Part of a data file
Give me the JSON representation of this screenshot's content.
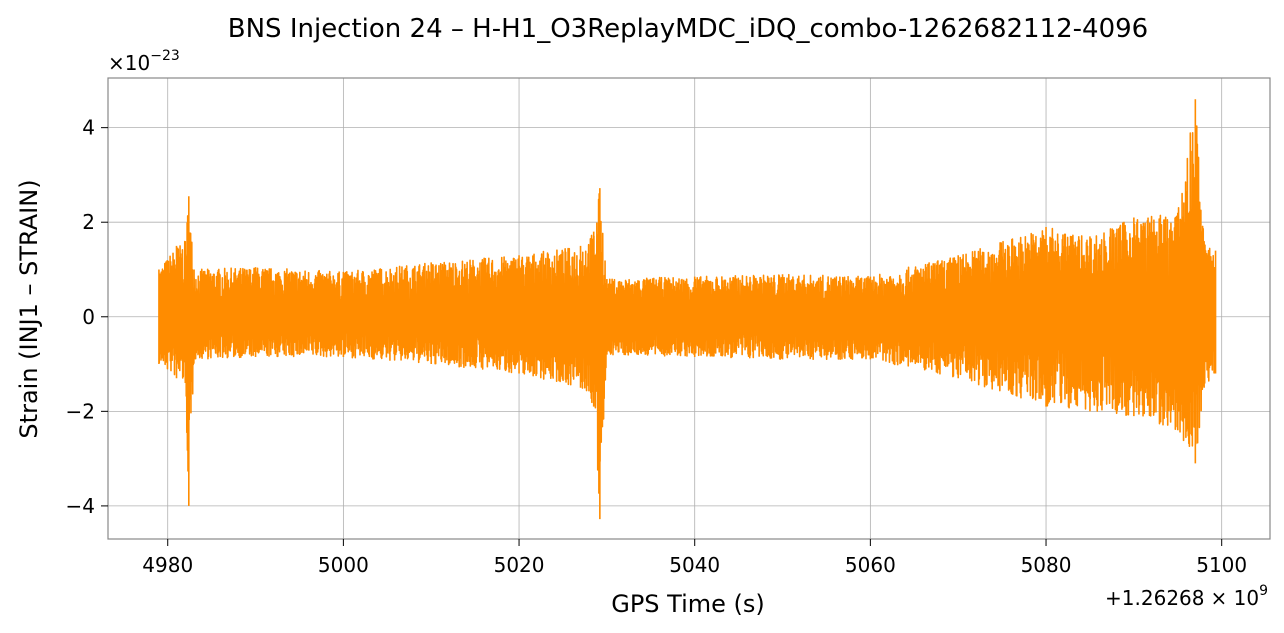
{
  "chart_data": {
    "type": "line",
    "title": "BNS Injection 24 – H-H1_O3ReplayMDC_iDQ_combo-1262682112-4096",
    "xlabel": "GPS Time (s)",
    "ylabel": "Strain (INJ1 – STRAIN)",
    "x_offset_label": "+1.26268",
    "x_offset_exp_base": "× 10",
    "x_offset_exp": "9",
    "y_multiplier_base": "×10",
    "y_multiplier_exp": "−23",
    "xlim": [
      4973.2,
      5105.5
    ],
    "ylim": [
      -4.7,
      5.05
    ],
    "xticks": [
      4980,
      5000,
      5020,
      5040,
      5060,
      5080,
      5100
    ],
    "xtick_labels": [
      "4980",
      "5000",
      "5020",
      "5040",
      "5060",
      "5080",
      "5100"
    ],
    "yticks": [
      -4,
      -2,
      0,
      2,
      4
    ],
    "ytick_labels": [
      "−4",
      "−2",
      "0",
      "2",
      "4"
    ],
    "grid": true,
    "series_color": "#ff8c00",
    "series": [
      {
        "x_range": [
          4979.0,
          5099.3
        ],
        "envelope_points": [
          {
            "x": 4979.0,
            "upper": 1.0,
            "lower": -1.0
          },
          {
            "x": 4981.0,
            "upper": 1.5,
            "lower": -1.3
          },
          {
            "x": 4982.0,
            "upper": 1.6,
            "lower": -1.4
          },
          {
            "x": 4982.4,
            "upper": 2.55,
            "lower": -4.0
          },
          {
            "x": 4983.0,
            "upper": 1.0,
            "lower": -0.9
          },
          {
            "x": 4990.0,
            "upper": 1.05,
            "lower": -0.85
          },
          {
            "x": 5000.0,
            "upper": 0.95,
            "lower": -0.85
          },
          {
            "x": 5010.0,
            "upper": 1.15,
            "lower": -1.0
          },
          {
            "x": 5020.0,
            "upper": 1.3,
            "lower": -1.2
          },
          {
            "x": 5027.0,
            "upper": 1.5,
            "lower": -1.5
          },
          {
            "x": 5028.5,
            "upper": 1.8,
            "lower": -1.9
          },
          {
            "x": 5029.2,
            "upper": 2.72,
            "lower": -4.28
          },
          {
            "x": 5030.0,
            "upper": 0.8,
            "lower": -0.8
          },
          {
            "x": 5040.0,
            "upper": 0.85,
            "lower": -0.85
          },
          {
            "x": 5050.0,
            "upper": 0.9,
            "lower": -0.9
          },
          {
            "x": 5060.0,
            "upper": 0.85,
            "lower": -0.9
          },
          {
            "x": 5070.0,
            "upper": 1.3,
            "lower": -1.3
          },
          {
            "x": 5080.0,
            "upper": 1.9,
            "lower": -1.9
          },
          {
            "x": 5085.0,
            "upper": 1.7,
            "lower": -2.0
          },
          {
            "x": 5090.0,
            "upper": 2.1,
            "lower": -2.1
          },
          {
            "x": 5095.0,
            "upper": 2.2,
            "lower": -2.4
          },
          {
            "x": 5097.0,
            "upper": 4.6,
            "lower": -3.1
          },
          {
            "x": 5098.0,
            "upper": 1.6,
            "lower": -1.5
          },
          {
            "x": 5099.3,
            "upper": 1.4,
            "lower": -1.2
          }
        ]
      }
    ]
  }
}
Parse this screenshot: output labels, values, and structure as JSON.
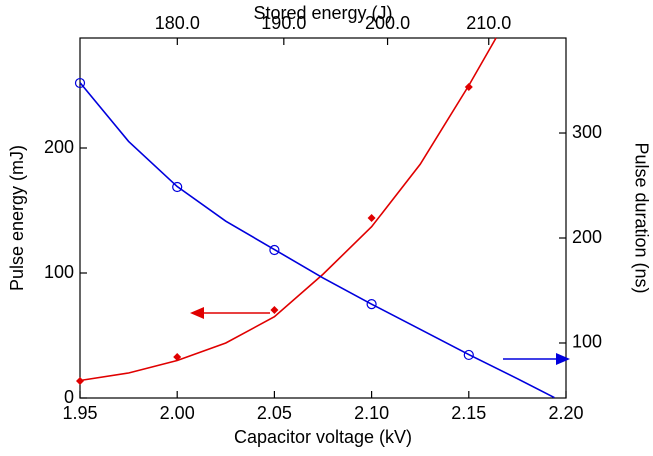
{
  "chart_data": {
    "type": "line",
    "xlabel": "Capacitor voltage (kV)",
    "ylabel": "Pulse energy (mJ)",
    "y2label": "Pulse duration (ns)",
    "x2label": "Stored energy (J)",
    "xlim": [
      1.95,
      2.2
    ],
    "xticks": [
      1.95,
      {
        "value": 2,
        "label": "2.00"
      },
      2.05,
      {
        "value": 2.1,
        "label": "2.10"
      },
      2.15,
      {
        "value": 2.2,
        "label": "2.20"
      }
    ],
    "ylim": [
      0,
      288
    ],
    "yticks": [
      0,
      100,
      200
    ],
    "y2lim": [
      47.6,
      390.5
    ],
    "y2ticks": [
      100,
      200,
      300
    ],
    "x2scale": "sqrt",
    "x2lim": [
      171.1,
      217.8
    ],
    "x2ticks": [
      {
        "value": 180,
        "label": "180.0"
      },
      {
        "value": 190,
        "label": "190.0"
      },
      {
        "value": 200,
        "label": "200.0"
      },
      {
        "value": 210,
        "label": "210.0"
      }
    ],
    "series": [
      {
        "color": "#e00000",
        "marker": "diamond",
        "x": [
          1.95,
          2.0,
          2.05,
          2.1,
          2.15
        ],
        "values": [
          13.6,
          32.8,
          70.4,
          144,
          248.8
        ]
      },
      {
        "color": "#e00000",
        "marker": "none",
        "x": [
          1.95,
          1.975,
          2.0,
          2.025,
          2.05,
          2.075,
          2.1,
          2.125,
          2.15,
          2.164
        ],
        "values": [
          14,
          20,
          30,
          44,
          65,
          99,
          137,
          187,
          250,
          288
        ]
      },
      {
        "color": "#0000dd",
        "marker": "circle",
        "axis": "y2",
        "x": [
          1.95,
          2.0,
          2.05,
          2.1,
          2.15
        ],
        "values": [
          347.6,
          248.6,
          188.6,
          137,
          88.6
        ]
      },
      {
        "color": "#0000dd",
        "marker": "none",
        "axis": "y2",
        "x": [
          1.95,
          1.975,
          2.0,
          2.025,
          2.05,
          2.075,
          2.1,
          2.125,
          2.15,
          2.175,
          2.194
        ],
        "values": [
          348,
          292,
          249,
          216,
          189,
          162,
          137,
          113,
          89,
          66,
          48
        ]
      }
    ]
  }
}
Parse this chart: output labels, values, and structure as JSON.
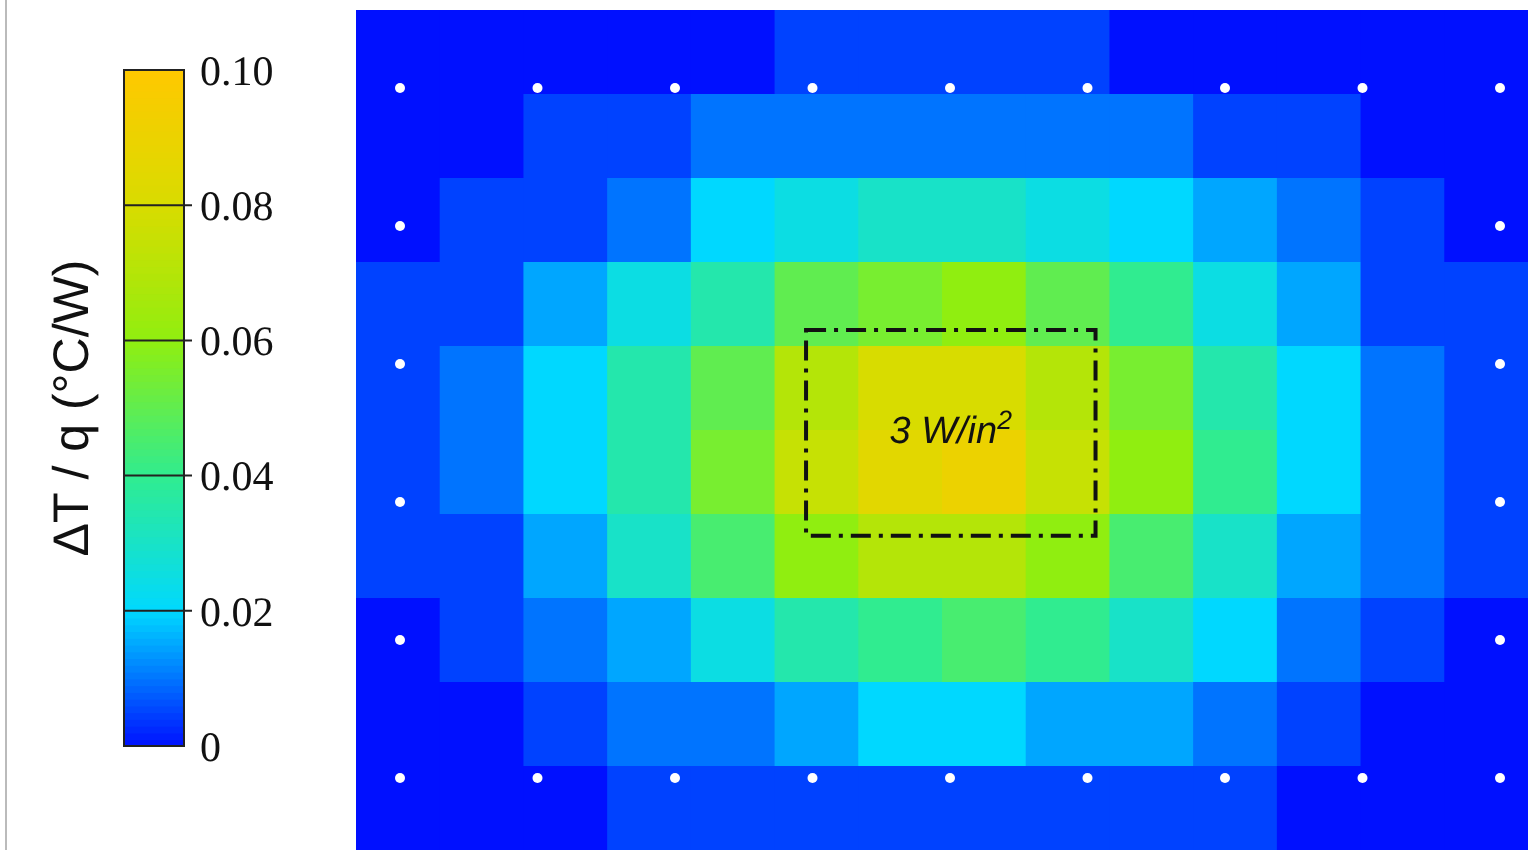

» TASK INSTRUCTIONS
Give the entries again without a single change, but with no pictures.

» RESPONSE TO THE TASK
Give me the JSON representation of this screenshot's content.
{
  "chart_data": {
    "type": "line",
    "title": "BNS Injection 24 – H-H1_O3ReplayMDC_iDQ_combo-1262682112-4096",
    "xlabel": "GPS Time (s)",
    "ylabel": "Strain (INJ1 – STRAIN)",
    "x_offset_label": "+1.26268",
    "x_offset_exp_base": "× 10",
    "x_offset_exp": "9",
    "y_multiplier_base": "×10",
    "y_multiplier_exp": "−23",
    "xlim": [
      4973.2,
      5105.5
    ],
    "ylim": [
      -4.7,
      5.05
    ],
    "xticks": [
      4980,
      5000,
      5020,
      5040,
      5060,
      5080,
      5100
    ],
    "xtick_labels": [
      "4980",
      "5000",
      "5020",
      "5040",
      "5060",
      "5080",
      "5100"
    ],
    "yticks": [
      -4,
      -2,
      0,
      2,
      4
    ],
    "ytick_labels": [
      "−4",
      "−2",
      "0",
      "2",
      "4"
    ],
    "grid": true,
    "series_color": "#ff8c00",
    "series": [
      {
        "x_range": [
          4979.0,
          5099.3
        ],
        "envelope_points": [
          {
            "x": 4979.0,
            "upper": 1.0,
            "lower": -1.0
          },
          {
            "x": 4981.0,
            "upper": 1.5,
            "lower": -1.3
          },
          {
            "x": 4982.0,
            "upper": 1.6,
            "lower": -1.4
          },
          {
            "x": 4982.4,
            "upper": 2.55,
            "lower": -4.0
          },
          {
            "x": 4983.0,
            "upper": 1.0,
            "lower": -0.9
          },
          {
            "x": 4990.0,
            "upper": 1.05,
            "lower": -0.85
          },
          {
            "x": 5000.0,
            "upper": 0.95,
            "lower": -0.85
          },
          {
            "x": 5010.0,
            "upper": 1.15,
            "lower": -1.0
          },
          {
            "x": 5020.0,
            "upper": 1.3,
            "lower": -1.2
          },
          {
            "x": 5027.0,
            "upper": 1.5,
            "lower": -1.5
          },
          {
            "x": 5028.5,
            "upper": 1.8,
            "lower": -1.9
          },
          {
            "x": 5029.2,
            "upper": 2.72,
            "lower": -4.28
          },
          {
            "x": 5030.0,
            "upper": 0.8,
            "lower": -0.8
          },
          {
            "x": 5040.0,
            "upper": 0.85,
            "lower": -0.85
          },
          {
            "x": 5050.0,
            "upper": 0.9,
            "lower": -0.9
          },
          {
            "x": 5060.0,
            "upper": 0.85,
            "lower": -0.9
          },
          {
            "x": 5070.0,
            "upper": 1.3,
            "lower": -1.3
          },
          {
            "x": 5080.0,
            "upper": 1.9,
            "lower": -1.9
          },
          {
            "x": 5085.0,
            "upper": 1.7,
            "lower": -2.0
          },
          {
            "x": 5090.0,
            "upper": 2.1,
            "lower": -2.1
          },
          {
            "x": 5095.0,
            "upper": 2.2,
            "lower": -2.4
          },
          {
            "x": 5097.0,
            "upper": 4.6,
            "lower": -3.1
          },
          {
            "x": 5098.0,
            "upper": 1.6,
            "lower": -1.5
          },
          {
            "x": 5099.3,
            "upper": 1.4,
            "lower": -1.2
          }
        ]
      }
    ]
  }
}
Parse this screenshot: output labels, values, and structure as JSON.
{
  "chart_data": {
    "type": "line",
    "xlabel": "Capacitor voltage (kV)",
    "ylabel": "Pulse energy (mJ)",
    "y2label": "Pulse duration (ns)",
    "x2label": "Stored energy (J)",
    "xlim": [
      1.95,
      2.2
    ],
    "xticks": [
      1.95,
      {
        "value": 2,
        "label": "2.00"
      },
      2.05,
      {
        "value": 2.1,
        "label": "2.10"
      },
      2.15,
      {
        "value": 2.2,
        "label": "2.20"
      }
    ],
    "ylim": [
      0,
      288
    ],
    "yticks": [
      0,
      100,
      200
    ],
    "y2lim": [
      47.6,
      390.5
    ],
    "y2ticks": [
      100,
      200,
      300
    ],
    "x2scale": "sqrt",
    "x2lim": [
      171.1,
      217.8
    ],
    "x2ticks": [
      {
        "value": 180,
        "label": "180.0"
      },
      {
        "value": 190,
        "label": "190.0"
      },
      {
        "value": 200,
        "label": "200.0"
      },
      {
        "value": 210,
        "label": "210.0"
      }
    ],
    "series": [
      {
        "color": "#e00000",
        "marker": "diamond",
        "x": [
          1.95,
          2.0,
          2.05,
          2.1,
          2.15
        ],
        "values": [
          13.6,
          32.8,
          70.4,
          144,
          248.8
        ]
      },
      {
        "color": "#e00000",
        "marker": "none",
        "x": [
          1.95,
          1.975,
          2.0,
          2.025,
          2.05,
          2.075,
          2.1,
          2.125,
          2.15,
          2.164
        ],
        "values": [
          14,
          20,
          30,
          44,
          65,
          99,
          137,
          187,
          250,
          288
        ]
      },
      {
        "color": "#0000dd",
        "marker": "circle",
        "axis": "y2",
        "x": [
          1.95,
          2.0,
          2.05,
          2.1,
          2.15
        ],
        "values": [
          347.6,
          248.6,
          188.6,
          137,
          88.6
        ]
      },
      {
        "color": "#0000dd",
        "marker": "none",
        "axis": "y2",
        "x": [
          1.95,
          1.975,
          2.0,
          2.025,
          2.05,
          2.075,
          2.1,
          2.125,
          2.15,
          2.175,
          2.194
        ],
        "values": [
          348,
          292,
          249,
          216,
          189,
          162,
          137,
          113,
          89,
          66,
          48
        ]
      }
    ]
  }
}
Parse this chart: output labels, values, and structure as JSON.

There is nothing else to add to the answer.